Stored records:
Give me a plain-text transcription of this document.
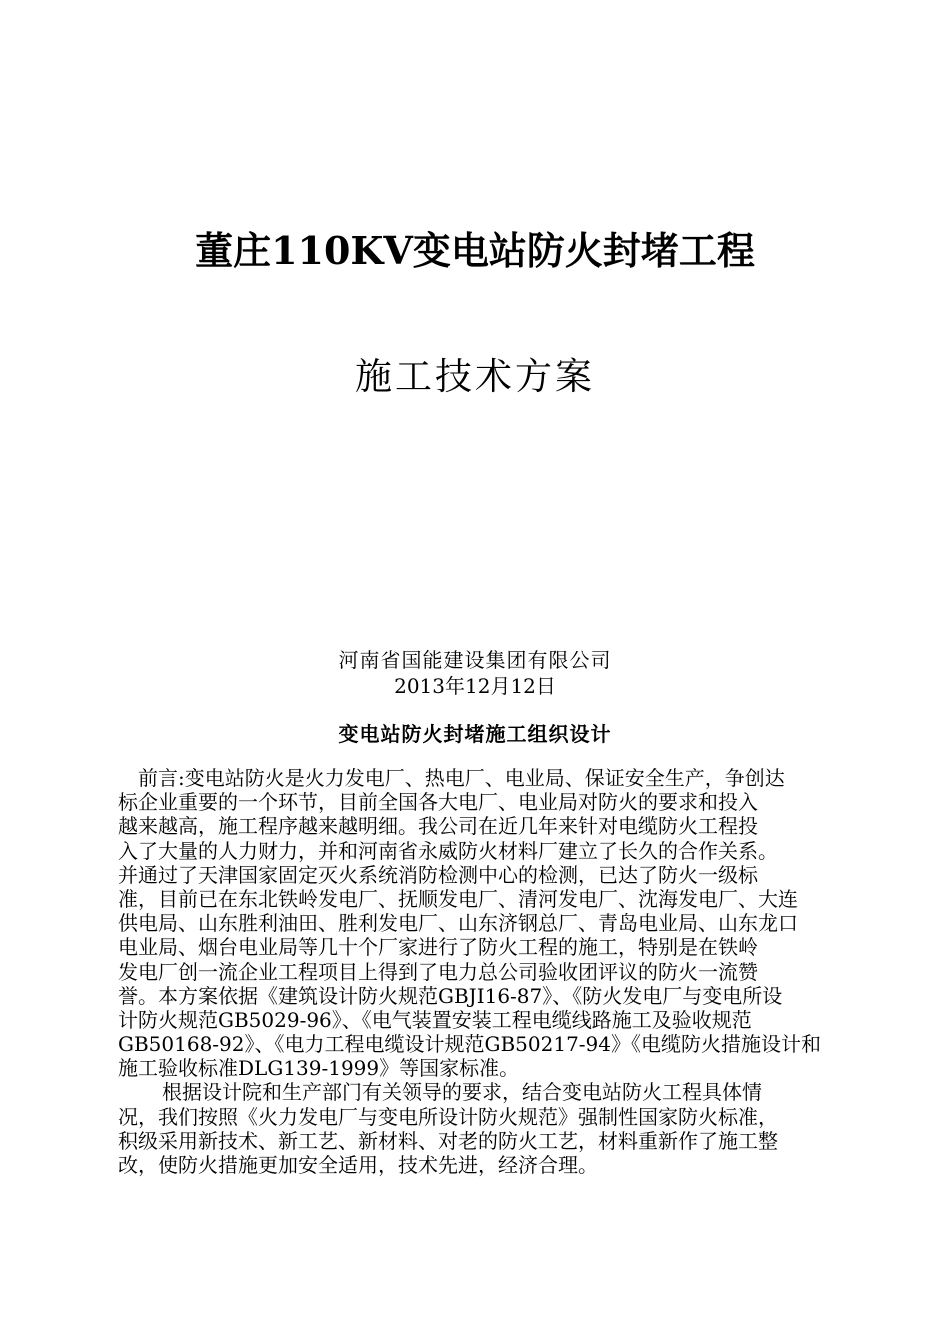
董庄110KV变电站防火封堵工程
施工技术方案
河南省国能建设集团有限公司
2013年12月12日
变电站防火封堵施工组织设计
前言:变电站防火是火力发电厂、热电厂、电业局、保证安全生产，争创达
标企业重要的一个环节，目前全国各大电厂、电业局对防火的要求和投入
越来越高，施工程序越来越明细。我公司在近几年来针对电缆防火工程投
入了大量的人力财力，并和河南省永威防火材料厂建立了长久的合作关系。
并通过了天津国家固定灭火系统消防检测中心的检测，已达了防火一级标
准，目前已在东北铁岭发电厂、抚顺发电厂、清河发电厂、沈海发电厂、大连
供电局、山东胜利油田、胜利发电厂、山东济钢总厂、青岛电业局、山东龙口
电业局、烟台电业局等几十个厂家进行了防火工程的施工，特别是在铁岭
发电厂创一流企业工程项目上得到了电力总公司验收团评议的防火一流赞
誉。本方案依据《建筑设计防火规范GBJI16-87》、《防火发电厂与变电所设
计防火规范GB5029-96》、《电气装置安装工程电缆线路施工及验收规范
GB50168-92》、《电力工程电缆设计规范GB50217-94》《电缆防火措施设计和
施工验收标准DLG139-1999》等国家标准。
根据设计院和生产部门有关领导的要求，结合变电站防火工程具体情
况，我们按照《火力发电厂与变电所设计防火规范》强制性国家防火标准，
积级采用新技术、新工艺、新材料、对老的防火工艺，材料重新作了施工整
改，使防火措施更加安全适用，技术先进，经济合理。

To be done >>
Copy all the records above exactly, but leave out the pictures.

Correct answer >>
Give me a plain-text transcription of this document.
董庄110KV变电站防火封堵工程
施工技术方案
河南省国能建设集团有限公司
2013年12月12日
变电站防火封堵施工组织设计
前言:变电站防火是火力发电厂、热电厂、电业局、保证安全生产，争创达
标企业重要的一个环节，目前全国各大电厂、电业局对防火的要求和投入
越来越高，施工程序越来越明细。我公司在近几年来针对电缆防火工程投
入了大量的人力财力，并和河南省永威防火材料厂建立了长久的合作关系。
并通过了天津国家固定灭火系统消防检测中心的检测，已达了防火一级标
准，目前已在东北铁岭发电厂、抚顺发电厂、清河发电厂、沈海发电厂、大连
供电局、山东胜利油田、胜利发电厂、山东济钢总厂、青岛电业局、山东龙口
电业局、烟台电业局等几十个厂家进行了防火工程的施工，特别是在铁岭
发电厂创一流企业工程项目上得到了电力总公司验收团评议的防火一流赞
誉。本方案依据《建筑设计防火规范GBJI16-87》、《防火发电厂与变电所设
计防火规范GB5029-96》、《电气装置安装工程电缆线路施工及验收规范
GB50168-92》、《电力工程电缆设计规范GB50217-94》《电缆防火措施设计和
施工验收标准DLG139-1999》等国家标准。
根据设计院和生产部门有关领导的要求，结合变电站防火工程具体情
况，我们按照《火力发电厂与变电所设计防火规范》强制性国家防火标准，
积级采用新技术、新工艺、新材料、对老的防火工艺，材料重新作了施工整
改，使防火措施更加安全适用，技术先进，经济合理。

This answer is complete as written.